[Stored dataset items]
----------------

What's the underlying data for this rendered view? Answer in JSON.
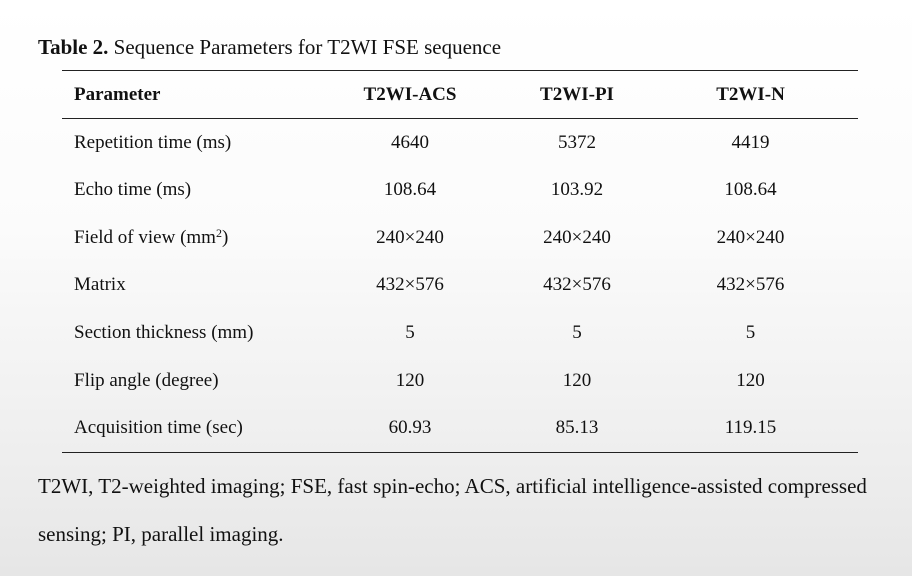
{
  "caption": {
    "label": "Table 2.",
    "text": "Sequence Parameters for T2WI FSE sequence"
  },
  "table": {
    "headers": [
      "Parameter",
      "T2WI-ACS",
      "T2WI-PI",
      "T2WI-N"
    ],
    "rows": [
      {
        "parameter": "Repetition time (ms)",
        "acs": "4640",
        "pi": "5372",
        "n": "4419"
      },
      {
        "parameter": "Echo time (ms)",
        "acs": "108.64",
        "pi": "103.92",
        "n": "108.64"
      },
      {
        "parameter": "Field of view (mm",
        "parameter_sup": "2",
        "parameter_suffix": ")",
        "acs": "240×240",
        "pi": "240×240",
        "n": "240×240"
      },
      {
        "parameter": "Matrix",
        "acs": "432×576",
        "pi": "432×576",
        "n": "432×576"
      },
      {
        "parameter": "Section thickness (mm)",
        "acs": "5",
        "pi": "5",
        "n": "5"
      },
      {
        "parameter": "Flip angle (degree)",
        "acs": "120",
        "pi": "120",
        "n": "120"
      },
      {
        "parameter": "Acquisition time (sec)",
        "acs": "60.93",
        "pi": "85.13",
        "n": "119.15"
      }
    ]
  },
  "footnote": "T2WI, T2-weighted imaging; FSE, fast spin-echo; ACS, artificial intelligence-assisted compressed sensing; PI, parallel imaging."
}
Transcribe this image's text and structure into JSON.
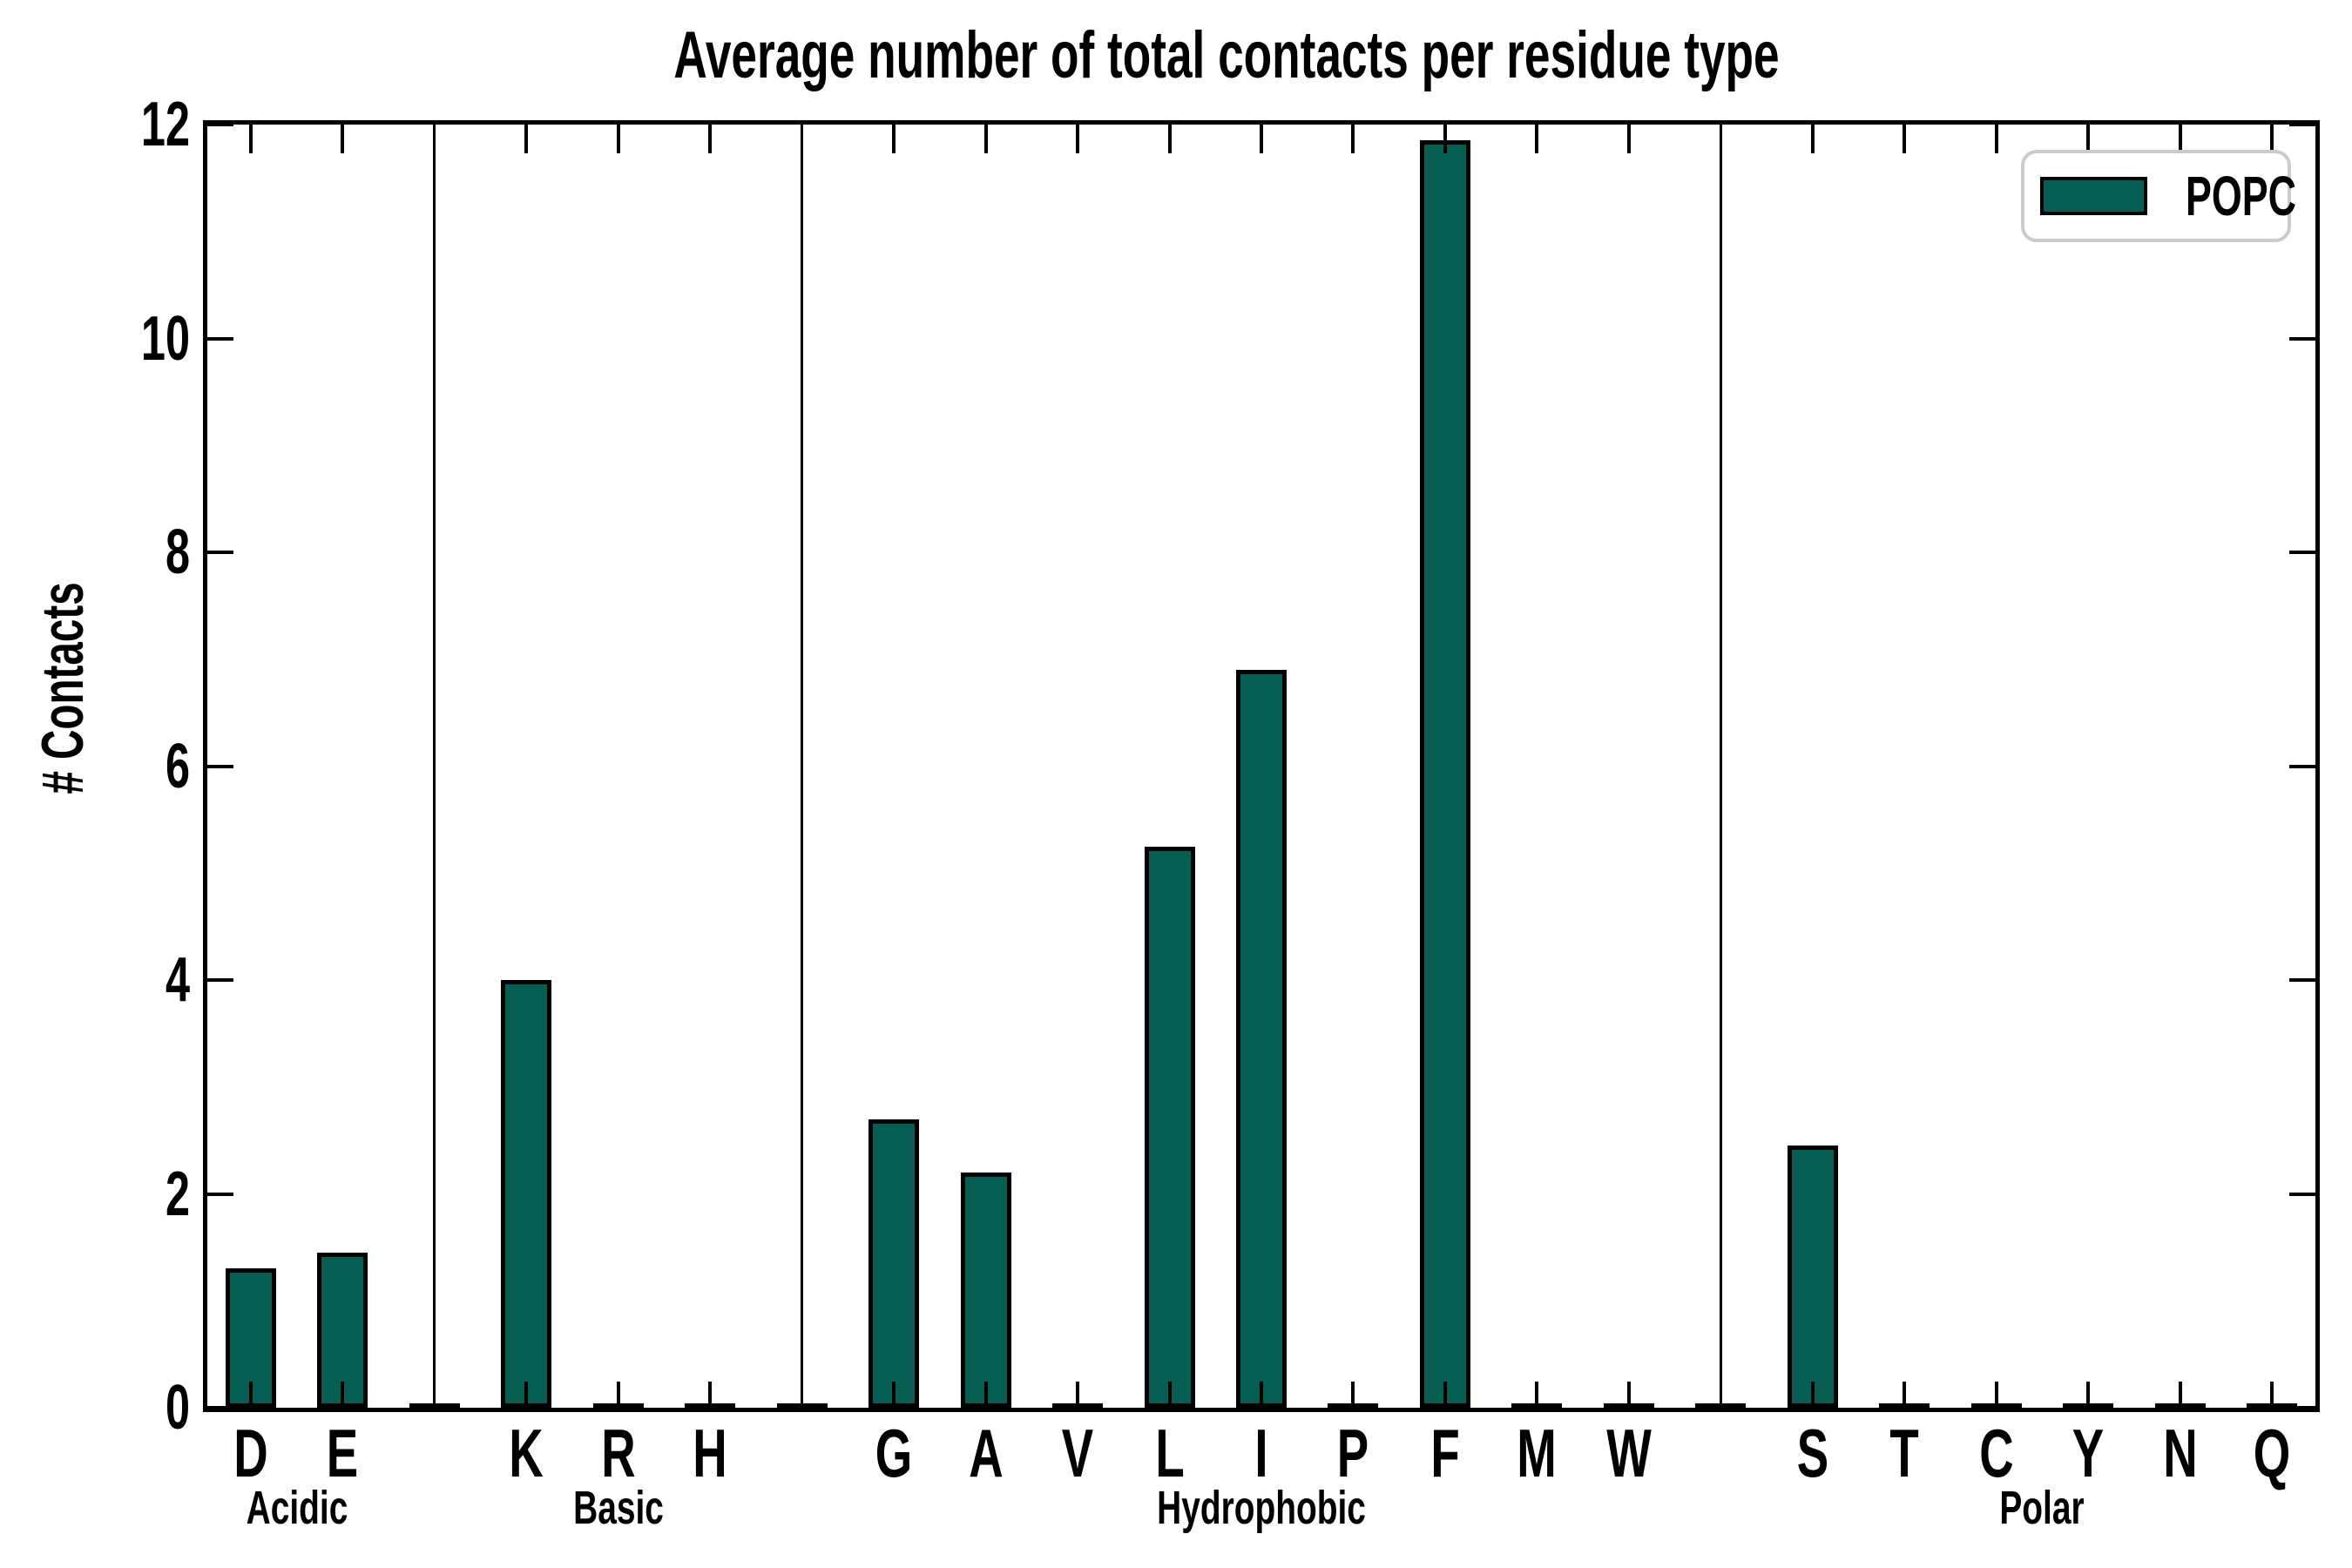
{
  "title": "Average number of total contacts per residue type",
  "y_axis": {
    "label": "# Contacts",
    "tick_labels": [
      "0",
      "2",
      "4",
      "6",
      "8",
      "10",
      "12"
    ]
  },
  "x_axis": {
    "group_labels": [
      "Acidic",
      "Basic",
      "Hydrophobic",
      "Polar"
    ]
  },
  "legend": {
    "label": "POPC"
  },
  "colors": {
    "bar_fill": "#065e52",
    "bar_edge": "#000000",
    "axis": "#000000",
    "legend_border": "#cbcbcb"
  },
  "chart_data": {
    "type": "bar",
    "title": "Average number of total contacts per residue type",
    "xlabel": "",
    "ylabel": "# Contacts",
    "ylim": [
      0,
      12
    ],
    "yticks": [
      0,
      2,
      4,
      6,
      8,
      10,
      12
    ],
    "grid": false,
    "legend_position": "upper-right",
    "series_name": "POPC",
    "bar_color": "#065e52",
    "categories": [
      "D",
      "E",
      "K",
      "R",
      "H",
      "G",
      "A",
      "V",
      "L",
      "I",
      "P",
      "F",
      "M",
      "W",
      "S",
      "T",
      "C",
      "Y",
      "N",
      "Q"
    ],
    "values": [
      1.3,
      1.45,
      4.0,
      0,
      0,
      2.7,
      2.2,
      0,
      5.25,
      6.9,
      0,
      11.85,
      0,
      0,
      2.45,
      0,
      0,
      0,
      0,
      0
    ],
    "groups": [
      {
        "name": "Acidic",
        "categories": [
          "D",
          "E"
        ],
        "values": [
          1.3,
          1.45
        ]
      },
      {
        "name": "Basic",
        "categories": [
          "K",
          "R",
          "H"
        ],
        "values": [
          4.0,
          0,
          0
        ]
      },
      {
        "name": "Hydrophobic",
        "categories": [
          "G",
          "A",
          "V",
          "L",
          "I",
          "P",
          "F",
          "M",
          "W"
        ],
        "values": [
          2.7,
          2.2,
          0,
          5.25,
          6.9,
          0,
          11.85,
          0,
          0
        ]
      },
      {
        "name": "Polar",
        "categories": [
          "S",
          "T",
          "C",
          "Y",
          "N",
          "Q"
        ],
        "values": [
          2.45,
          0,
          0,
          0,
          0,
          0
        ]
      }
    ]
  }
}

----------------

#### [THE PROBLEM]
All of the material above is to be copied exactly, except for its images.

#### [FULL OUTPUT]
What's the underlying data for this rendered view? Answer in JSON.
{
  "caption": {
    "label": "Table 2.",
    "text": "Sequence Parameters for T2WI FSE sequence"
  },
  "table": {
    "headers": [
      "Parameter",
      "T2WI-ACS",
      "T2WI-PI",
      "T2WI-N"
    ],
    "rows": [
      {
        "parameter": "Repetition time (ms)",
        "acs": "4640",
        "pi": "5372",
        "n": "4419"
      },
      {
        "parameter": "Echo time (ms)",
        "acs": "108.64",
        "pi": "103.92",
        "n": "108.64"
      },
      {
        "parameter": "Field of view (mm",
        "parameter_sup": "2",
        "parameter_suffix": ")",
        "acs": "240×240",
        "pi": "240×240",
        "n": "240×240"
      },
      {
        "parameter": "Matrix",
        "acs": "432×576",
        "pi": "432×576",
        "n": "432×576"
      },
      {
        "parameter": "Section thickness (mm)",
        "acs": "5",
        "pi": "5",
        "n": "5"
      },
      {
        "parameter": "Flip angle (degree)",
        "acs": "120",
        "pi": "120",
        "n": "120"
      },
      {
        "parameter": "Acquisition time (sec)",
        "acs": "60.93",
        "pi": "85.13",
        "n": "119.15"
      }
    ]
  },
  "footnote": "T2WI, T2-weighted imaging; FSE, fast spin-echo; ACS, artificial intelligence-assisted compressed sensing; PI, parallel imaging."
}
Transcribe this image's text and structure into JSON.
{
  "title": "Average number of total contacts per residue type",
  "y_axis": {
    "label": "# Contacts",
    "tick_labels": [
      "0",
      "2",
      "4",
      "6",
      "8",
      "10",
      "12"
    ]
  },
  "x_axis": {
    "group_labels": [
      "Acidic",
      "Basic",
      "Hydrophobic",
      "Polar"
    ]
  },
  "legend": {
    "label": "POPC"
  },
  "colors": {
    "bar_fill": "#065e52",
    "bar_edge": "#000000",
    "axis": "#000000",
    "legend_border": "#cbcbcb"
  },
  "chart_data": {
    "type": "bar",
    "title": "Average number of total contacts per residue type",
    "xlabel": "",
    "ylabel": "# Contacts",
    "ylim": [
      0,
      12
    ],
    "yticks": [
      0,
      2,
      4,
      6,
      8,
      10,
      12
    ],
    "grid": false,
    "legend_position": "upper-right",
    "series_name": "POPC",
    "bar_color": "#065e52",
    "categories": [
      "D",
      "E",
      "K",
      "R",
      "H",
      "G",
      "A",
      "V",
      "L",
      "I",
      "P",
      "F",
      "M",
      "W",
      "S",
      "T",
      "C",
      "Y",
      "N",
      "Q"
    ],
    "values": [
      1.3,
      1.45,
      4.0,
      0,
      0,
      2.7,
      2.2,
      0,
      5.25,
      6.9,
      0,
      11.85,
      0,
      0,
      2.45,
      0,
      0,
      0,
      0,
      0
    ],
    "groups": [
      {
        "name": "Acidic",
        "categories": [
          "D",
          "E"
        ],
        "values": [
          1.3,
          1.45
        ]
      },
      {
        "name": "Basic",
        "categories": [
          "K",
          "R",
          "H"
        ],
        "values": [
          4.0,
          0,
          0
        ]
      },
      {
        "name": "Hydrophobic",
        "categories": [
          "G",
          "A",
          "V",
          "L",
          "I",
          "P",
          "F",
          "M",
          "W"
        ],
        "values": [
          2.7,
          2.2,
          0,
          5.25,
          6.9,
          0,
          11.85,
          0,
          0
        ]
      },
      {
        "name": "Polar",
        "categories": [
          "S",
          "T",
          "C",
          "Y",
          "N",
          "Q"
        ],
        "values": [
          2.45,
          0,
          0,
          0,
          0,
          0
        ]
      }
    ]
  }
}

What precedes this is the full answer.